* **WRITTEN PROBLEM**:
Print the records below word for word, but leave out the pictures.

* **DATA ENTRIES**:

-- begin --

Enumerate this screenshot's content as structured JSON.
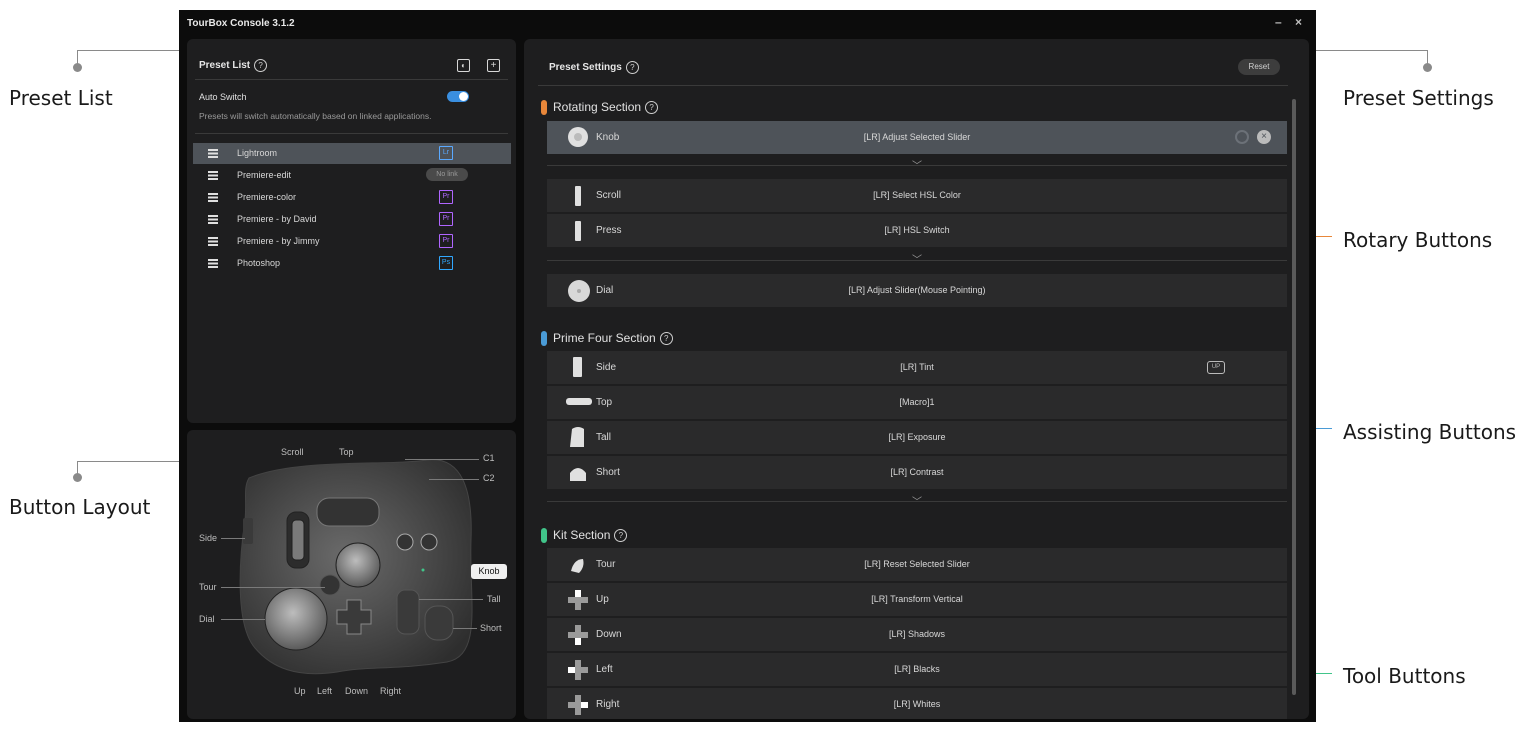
{
  "window": {
    "title": "TourBox Console 3.1.2",
    "minimize": "–",
    "close": "×"
  },
  "callouts": {
    "preset_list": "Preset List",
    "button_layout": "Button Layout",
    "preset_settings": "Preset Settings",
    "rotary_buttons": "Rotary Buttons",
    "assisting_buttons": "Assisting Buttons",
    "tool_buttons": "Tool Buttons",
    "colors": {
      "rotary": "#e8873a",
      "assisting": "#4a9bd6",
      "tool": "#41c58a"
    }
  },
  "preset_list": {
    "title": "Preset List",
    "help": "?",
    "auto_switch_label": "Auto Switch",
    "auto_switch_on": true,
    "auto_switch_desc": "Presets will switch automatically based on linked applications.",
    "presets": [
      {
        "name": "Lightroom",
        "app": "Lr",
        "app_color": "#5aa9ff",
        "selected": true
      },
      {
        "name": "Premiere-edit",
        "nolink": "No link"
      },
      {
        "name": "Premiere-color",
        "app": "Pr",
        "app_color": "#b066ff"
      },
      {
        "name": "Premiere - by David",
        "app": "Pr",
        "app_color": "#b066ff"
      },
      {
        "name": "Premiere - by Jimmy",
        "app": "Pr",
        "app_color": "#b066ff"
      },
      {
        "name": "Photoshop",
        "app": "Ps",
        "app_color": "#31a8ff"
      }
    ]
  },
  "button_layout": {
    "labels": {
      "scroll": "Scroll",
      "top": "Top",
      "c1": "C1",
      "c2": "C2",
      "side": "Side",
      "knob": "Knob",
      "tour": "Tour",
      "dial": "Dial",
      "tall": "Tall",
      "short": "Short",
      "up": "Up",
      "left": "Left",
      "down": "Down",
      "right": "Right"
    }
  },
  "preset_settings": {
    "title": "Preset Settings",
    "help": "?",
    "reset": "Reset",
    "sections": {
      "rotating": "Rotating Section",
      "prime_four": "Prime Four Section",
      "kit": "Kit Section"
    },
    "rows": [
      {
        "label": "Knob",
        "fn": "[LR] Adjust Selected Slider"
      },
      {
        "label": "Scroll",
        "fn": "[LR] Select HSL Color"
      },
      {
        "label": "Press",
        "fn": "[LR] HSL Switch"
      },
      {
        "label": "Dial",
        "fn": "[LR] Adjust Slider(Mouse Pointing)"
      },
      {
        "label": "Side",
        "fn": "[LR] Tint",
        "badge": "UP"
      },
      {
        "label": "Top",
        "fn": "[Macro]1"
      },
      {
        "label": "Tall",
        "fn": "[LR] Exposure"
      },
      {
        "label": "Short",
        "fn": "[LR] Contrast"
      },
      {
        "label": "Tour",
        "fn": "[LR] Reset Selected Slider"
      },
      {
        "label": "Up",
        "fn": "[LR] Transform Vertical"
      },
      {
        "label": "Down",
        "fn": "[LR] Shadows"
      },
      {
        "label": "Left",
        "fn": "[LR] Blacks"
      },
      {
        "label": "Right",
        "fn": "[LR] Whites"
      }
    ]
  }
}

-- end --

* **CORRECT RESULT**:
Enumerate this screenshot's content as structured JSON.
{
  "window": {
    "title": "TourBox Console 3.1.2",
    "minimize": "–",
    "close": "×"
  },
  "callouts": {
    "preset_list": "Preset List",
    "button_layout": "Button Layout",
    "preset_settings": "Preset Settings",
    "rotary_buttons": "Rotary Buttons",
    "assisting_buttons": "Assisting Buttons",
    "tool_buttons": "Tool Buttons",
    "colors": {
      "rotary": "#e8873a",
      "assisting": "#4a9bd6",
      "tool": "#41c58a"
    }
  },
  "preset_list": {
    "title": "Preset List",
    "help": "?",
    "auto_switch_label": "Auto Switch",
    "auto_switch_on": true,
    "auto_switch_desc": "Presets will switch automatically based on linked applications.",
    "presets": [
      {
        "name": "Lightroom",
        "app": "Lr",
        "app_color": "#5aa9ff",
        "selected": true
      },
      {
        "name": "Premiere-edit",
        "nolink": "No link"
      },
      {
        "name": "Premiere-color",
        "app": "Pr",
        "app_color": "#b066ff"
      },
      {
        "name": "Premiere - by David",
        "app": "Pr",
        "app_color": "#b066ff"
      },
      {
        "name": "Premiere - by Jimmy",
        "app": "Pr",
        "app_color": "#b066ff"
      },
      {
        "name": "Photoshop",
        "app": "Ps",
        "app_color": "#31a8ff"
      }
    ]
  },
  "button_layout": {
    "labels": {
      "scroll": "Scroll",
      "top": "Top",
      "c1": "C1",
      "c2": "C2",
      "side": "Side",
      "knob": "Knob",
      "tour": "Tour",
      "dial": "Dial",
      "tall": "Tall",
      "short": "Short",
      "up": "Up",
      "left": "Left",
      "down": "Down",
      "right": "Right"
    }
  },
  "preset_settings": {
    "title": "Preset Settings",
    "help": "?",
    "reset": "Reset",
    "sections": {
      "rotating": "Rotating Section",
      "prime_four": "Prime Four Section",
      "kit": "Kit Section"
    },
    "rows": [
      {
        "label": "Knob",
        "fn": "[LR] Adjust Selected Slider"
      },
      {
        "label": "Scroll",
        "fn": "[LR] Select HSL Color"
      },
      {
        "label": "Press",
        "fn": "[LR] HSL Switch"
      },
      {
        "label": "Dial",
        "fn": "[LR] Adjust Slider(Mouse Pointing)"
      },
      {
        "label": "Side",
        "fn": "[LR] Tint",
        "badge": "UP"
      },
      {
        "label": "Top",
        "fn": "[Macro]1"
      },
      {
        "label": "Tall",
        "fn": "[LR] Exposure"
      },
      {
        "label": "Short",
        "fn": "[LR] Contrast"
      },
      {
        "label": "Tour",
        "fn": "[LR] Reset Selected Slider"
      },
      {
        "label": "Up",
        "fn": "[LR] Transform Vertical"
      },
      {
        "label": "Down",
        "fn": "[LR] Shadows"
      },
      {
        "label": "Left",
        "fn": "[LR] Blacks"
      },
      {
        "label": "Right",
        "fn": "[LR] Whites"
      }
    ]
  }
}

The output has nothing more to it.